Transcript data for document pages:
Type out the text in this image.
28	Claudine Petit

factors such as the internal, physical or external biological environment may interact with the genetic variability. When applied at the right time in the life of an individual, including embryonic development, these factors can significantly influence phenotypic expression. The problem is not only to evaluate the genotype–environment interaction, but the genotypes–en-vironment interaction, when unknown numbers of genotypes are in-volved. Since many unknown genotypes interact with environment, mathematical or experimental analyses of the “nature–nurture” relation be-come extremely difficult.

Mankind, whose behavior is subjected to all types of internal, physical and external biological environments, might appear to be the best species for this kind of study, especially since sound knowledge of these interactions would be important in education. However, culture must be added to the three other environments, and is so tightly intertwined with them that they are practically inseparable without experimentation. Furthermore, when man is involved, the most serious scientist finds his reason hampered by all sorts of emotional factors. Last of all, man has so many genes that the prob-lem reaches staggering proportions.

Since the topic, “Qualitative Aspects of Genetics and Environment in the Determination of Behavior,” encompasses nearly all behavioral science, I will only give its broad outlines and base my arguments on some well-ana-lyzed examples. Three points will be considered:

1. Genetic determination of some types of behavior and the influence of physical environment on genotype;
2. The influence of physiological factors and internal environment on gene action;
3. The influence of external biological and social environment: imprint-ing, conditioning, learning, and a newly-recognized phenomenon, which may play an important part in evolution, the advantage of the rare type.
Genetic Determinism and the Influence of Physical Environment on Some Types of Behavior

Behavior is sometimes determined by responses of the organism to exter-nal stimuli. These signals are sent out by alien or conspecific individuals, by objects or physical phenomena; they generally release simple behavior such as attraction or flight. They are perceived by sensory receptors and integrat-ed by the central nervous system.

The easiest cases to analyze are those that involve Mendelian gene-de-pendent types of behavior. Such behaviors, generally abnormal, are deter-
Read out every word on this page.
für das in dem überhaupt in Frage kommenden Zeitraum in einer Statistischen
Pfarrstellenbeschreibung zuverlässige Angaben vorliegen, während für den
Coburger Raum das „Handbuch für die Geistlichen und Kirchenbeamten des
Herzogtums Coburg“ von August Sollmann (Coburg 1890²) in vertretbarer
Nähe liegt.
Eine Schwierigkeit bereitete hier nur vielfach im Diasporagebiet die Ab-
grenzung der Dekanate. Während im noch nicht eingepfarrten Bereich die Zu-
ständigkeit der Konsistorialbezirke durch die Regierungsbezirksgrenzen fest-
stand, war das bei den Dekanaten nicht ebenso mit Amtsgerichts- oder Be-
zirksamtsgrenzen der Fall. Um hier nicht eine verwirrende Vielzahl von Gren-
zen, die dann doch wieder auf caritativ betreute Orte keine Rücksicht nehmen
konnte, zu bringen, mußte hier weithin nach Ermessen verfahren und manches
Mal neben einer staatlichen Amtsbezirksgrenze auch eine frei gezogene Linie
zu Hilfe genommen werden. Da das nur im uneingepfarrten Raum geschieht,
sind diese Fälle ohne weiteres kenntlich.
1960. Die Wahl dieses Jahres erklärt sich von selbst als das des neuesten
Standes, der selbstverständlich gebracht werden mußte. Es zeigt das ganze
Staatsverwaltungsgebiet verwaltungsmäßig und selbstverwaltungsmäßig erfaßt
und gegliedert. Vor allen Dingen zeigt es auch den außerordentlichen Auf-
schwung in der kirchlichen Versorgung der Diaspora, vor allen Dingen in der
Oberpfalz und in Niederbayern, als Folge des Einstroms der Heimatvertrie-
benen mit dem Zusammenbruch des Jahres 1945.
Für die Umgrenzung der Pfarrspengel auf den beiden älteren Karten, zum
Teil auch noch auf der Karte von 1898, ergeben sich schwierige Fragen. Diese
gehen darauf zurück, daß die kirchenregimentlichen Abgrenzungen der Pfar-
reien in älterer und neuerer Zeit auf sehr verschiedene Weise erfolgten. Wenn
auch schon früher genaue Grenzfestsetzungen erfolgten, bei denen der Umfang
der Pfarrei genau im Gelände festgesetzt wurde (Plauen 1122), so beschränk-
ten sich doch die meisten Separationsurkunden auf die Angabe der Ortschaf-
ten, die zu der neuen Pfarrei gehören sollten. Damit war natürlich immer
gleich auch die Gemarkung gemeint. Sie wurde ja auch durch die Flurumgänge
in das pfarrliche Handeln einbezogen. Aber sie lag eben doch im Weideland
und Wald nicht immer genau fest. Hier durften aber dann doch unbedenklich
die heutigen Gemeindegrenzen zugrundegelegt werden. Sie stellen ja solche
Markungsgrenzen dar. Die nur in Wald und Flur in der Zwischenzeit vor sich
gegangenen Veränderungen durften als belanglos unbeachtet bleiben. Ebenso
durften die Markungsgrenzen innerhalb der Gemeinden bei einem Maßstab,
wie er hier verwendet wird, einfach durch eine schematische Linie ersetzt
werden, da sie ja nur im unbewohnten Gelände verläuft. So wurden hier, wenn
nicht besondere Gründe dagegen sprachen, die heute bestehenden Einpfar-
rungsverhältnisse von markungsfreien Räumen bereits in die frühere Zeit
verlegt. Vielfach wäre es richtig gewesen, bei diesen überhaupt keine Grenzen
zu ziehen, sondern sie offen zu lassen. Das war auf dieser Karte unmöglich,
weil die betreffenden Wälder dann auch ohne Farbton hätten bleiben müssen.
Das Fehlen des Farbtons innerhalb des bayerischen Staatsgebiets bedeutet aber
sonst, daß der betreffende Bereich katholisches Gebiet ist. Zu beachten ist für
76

**To do:** Take each line above that holds the string "mußte" and copy it.

**The answer:**
konnte, zu bringen, mußte hier weithin nach Ermessen verfahren und manches
Standes, der selbstverständlich gebracht werden mußte. Es zeigt das ganze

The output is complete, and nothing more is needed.